DOCUMENT EXCERPT:
·····

Nanoparticles Enabling Opto-Thermal Transduction: Synthesis of Gold Nanoparticles Coated with a Biocompatible Coating Conferring a Negative Surface Charge to Gold Nanoparticles

(18) Gold nanoparticles were prepared as described in example 1 (same gold inorganic core).

(19) A 0.22 μm filtration on PES membrane filter was performed and gold concentration in suspension was determined by a UV-visible spectroscopy assay at 530 nm.

(20) A surface coating was performed using meso-2, 3-dimercaptosuccinic acid (DMSA). A sufficient amount of DMSA was added to the nanoparticles' suspension to reach at least half a monolayer coverage (2.5 molecules/nm.sup.2) on the surface of gold nanoparticles. pH was adjusted between 7 and 7.2, and the nanoparticles' suspension was stirred overnight.

·····

RECORDED INFORMATION:
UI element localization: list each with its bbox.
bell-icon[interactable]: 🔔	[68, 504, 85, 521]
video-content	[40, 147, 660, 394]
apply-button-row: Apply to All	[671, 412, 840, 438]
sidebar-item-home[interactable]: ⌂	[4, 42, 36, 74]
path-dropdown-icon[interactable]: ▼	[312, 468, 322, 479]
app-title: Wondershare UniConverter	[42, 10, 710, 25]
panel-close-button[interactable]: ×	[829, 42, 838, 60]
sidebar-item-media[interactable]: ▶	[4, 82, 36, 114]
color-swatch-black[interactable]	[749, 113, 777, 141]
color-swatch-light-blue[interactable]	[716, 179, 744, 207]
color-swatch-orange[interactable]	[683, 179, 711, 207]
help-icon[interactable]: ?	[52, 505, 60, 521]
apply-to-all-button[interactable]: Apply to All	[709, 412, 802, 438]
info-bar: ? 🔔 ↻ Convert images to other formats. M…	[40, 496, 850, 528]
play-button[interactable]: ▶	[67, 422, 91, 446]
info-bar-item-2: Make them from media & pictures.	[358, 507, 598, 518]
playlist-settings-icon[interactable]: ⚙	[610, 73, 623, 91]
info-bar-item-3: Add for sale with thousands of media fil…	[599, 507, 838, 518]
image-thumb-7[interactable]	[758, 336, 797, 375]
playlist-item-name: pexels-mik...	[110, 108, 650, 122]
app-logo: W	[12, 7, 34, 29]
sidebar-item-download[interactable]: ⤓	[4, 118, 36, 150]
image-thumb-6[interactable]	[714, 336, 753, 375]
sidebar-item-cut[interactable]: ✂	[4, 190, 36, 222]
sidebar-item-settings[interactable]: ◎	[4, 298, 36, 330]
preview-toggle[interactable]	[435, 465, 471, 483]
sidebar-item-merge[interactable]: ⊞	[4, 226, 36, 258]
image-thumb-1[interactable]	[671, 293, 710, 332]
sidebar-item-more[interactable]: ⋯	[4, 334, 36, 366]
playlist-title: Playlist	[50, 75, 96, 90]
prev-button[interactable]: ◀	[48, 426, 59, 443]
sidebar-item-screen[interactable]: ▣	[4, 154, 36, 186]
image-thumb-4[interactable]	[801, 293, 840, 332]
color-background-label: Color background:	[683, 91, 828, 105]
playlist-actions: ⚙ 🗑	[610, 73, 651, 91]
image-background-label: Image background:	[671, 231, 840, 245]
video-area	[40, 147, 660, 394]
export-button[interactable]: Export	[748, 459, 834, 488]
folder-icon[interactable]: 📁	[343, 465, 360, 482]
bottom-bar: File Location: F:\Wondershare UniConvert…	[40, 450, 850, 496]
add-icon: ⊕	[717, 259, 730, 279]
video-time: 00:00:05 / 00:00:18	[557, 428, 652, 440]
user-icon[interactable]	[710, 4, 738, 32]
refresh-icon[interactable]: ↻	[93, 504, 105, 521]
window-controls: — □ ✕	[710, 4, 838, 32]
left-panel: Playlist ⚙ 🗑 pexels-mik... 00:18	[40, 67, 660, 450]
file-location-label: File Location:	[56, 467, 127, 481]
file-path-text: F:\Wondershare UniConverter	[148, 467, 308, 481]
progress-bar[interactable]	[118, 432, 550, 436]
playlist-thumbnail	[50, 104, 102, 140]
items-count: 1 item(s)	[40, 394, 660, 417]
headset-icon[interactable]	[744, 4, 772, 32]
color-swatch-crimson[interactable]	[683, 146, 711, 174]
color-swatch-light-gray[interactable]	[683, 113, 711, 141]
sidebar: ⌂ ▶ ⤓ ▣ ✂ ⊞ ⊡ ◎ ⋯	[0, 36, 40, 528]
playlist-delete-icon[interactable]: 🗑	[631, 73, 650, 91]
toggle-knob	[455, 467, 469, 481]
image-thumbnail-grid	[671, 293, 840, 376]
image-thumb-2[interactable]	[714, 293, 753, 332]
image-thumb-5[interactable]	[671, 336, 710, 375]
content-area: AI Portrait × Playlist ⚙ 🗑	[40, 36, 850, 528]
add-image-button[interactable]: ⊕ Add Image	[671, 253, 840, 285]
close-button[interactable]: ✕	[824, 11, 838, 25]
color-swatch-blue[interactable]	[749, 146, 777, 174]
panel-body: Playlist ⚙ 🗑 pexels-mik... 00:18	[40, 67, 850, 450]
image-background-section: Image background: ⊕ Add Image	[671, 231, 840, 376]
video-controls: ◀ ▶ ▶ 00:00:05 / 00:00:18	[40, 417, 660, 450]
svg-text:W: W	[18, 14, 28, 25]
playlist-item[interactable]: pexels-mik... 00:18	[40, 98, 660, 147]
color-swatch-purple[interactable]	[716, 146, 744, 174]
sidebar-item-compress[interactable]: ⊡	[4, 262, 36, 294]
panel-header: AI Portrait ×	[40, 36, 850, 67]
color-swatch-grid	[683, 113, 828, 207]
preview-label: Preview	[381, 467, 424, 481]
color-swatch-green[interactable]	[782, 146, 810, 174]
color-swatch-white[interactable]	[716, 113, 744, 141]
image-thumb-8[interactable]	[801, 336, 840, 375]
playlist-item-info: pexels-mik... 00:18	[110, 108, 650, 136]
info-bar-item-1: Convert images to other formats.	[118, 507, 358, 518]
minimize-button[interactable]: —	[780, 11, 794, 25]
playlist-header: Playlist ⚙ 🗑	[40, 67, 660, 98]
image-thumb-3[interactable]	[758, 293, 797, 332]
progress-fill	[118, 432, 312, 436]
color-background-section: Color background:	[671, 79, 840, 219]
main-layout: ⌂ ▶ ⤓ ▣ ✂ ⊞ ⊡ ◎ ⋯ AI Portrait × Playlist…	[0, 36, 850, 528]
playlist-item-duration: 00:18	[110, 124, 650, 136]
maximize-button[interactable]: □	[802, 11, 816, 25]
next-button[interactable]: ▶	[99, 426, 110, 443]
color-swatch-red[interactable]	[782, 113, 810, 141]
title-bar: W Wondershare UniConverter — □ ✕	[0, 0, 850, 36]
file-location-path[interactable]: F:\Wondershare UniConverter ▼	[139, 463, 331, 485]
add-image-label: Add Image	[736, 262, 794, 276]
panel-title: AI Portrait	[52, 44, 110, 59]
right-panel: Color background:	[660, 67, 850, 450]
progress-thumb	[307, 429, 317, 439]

·····

REQUIRED TASKS:
1. Answer these from the gold nanoparticle excerpt:
(a) At what wavelength was the UV-visible assay for gold concentration run?
(b) What kind of membrane filter was used, and at what pore size?
(c) Between which pH values was the suspension adjusted?
2. Translate this sentence from the gold nanoparticle excerpt into Spanish: "pH was adjusted between 7 and 7.2, and the nanoparticles' suspension was stirred overnight."
3. Extend the gold nanoparticle excerpt from where it stops.

ANSWERS TO THE EXERCISE:
1.
(a) 530 nm
(b) A PES membrane filter, at 0.22 μm
(c) Between 7 and 7.2

2. El pH se ajustó entre 7 y 7,2, y la suspensión de nanopartículas se agitó durante toda la noche.

3.
(21) The hydrodynamic diameter (measure in intensity) was determined by Dynamic Light Scattering (DLS) with a Nano-Zetasizer (Malvern) at a scattering angle of 173° with a laser emitting at 633 nm, by diluting the nanoparticles' suspension in water (final concentration: 0.1 g/L). The hydrodynamic diameter of the so obtained nanoparticles in suspension was equal to 127.4 nm, with a polydispersity index (dispersion of the nanoparticles' population in size) of 0.54.

(22) The zeta potential was determined by measuring the electrophoretic mobility of the nanoparticles (Nano-Zetasizer, Malvern) by diluting the nanoparticles' suspension in a NaCl solution at 1 mM at pH 7 (final concentration: 0.1 g/L). The zeta potential at pH 7 was found equal to −27.0 mV.

Example 3

Nanoparticles Enabling Opto-Thermal Transduction: Synthesis of Gold Nanoparticles Coated with a Biocompatible Coating Conferring a Positive Surface Charge to Gold Nanoparticles

(23) Gold nanoparticles were prepared as described in example 1 (same gold inorganic core).

(24) A 0.22 μm filtration on PES membrane filter was performed and gold concentration in suspension was determined by a UV-visible spectroscopy assay at 530 nm.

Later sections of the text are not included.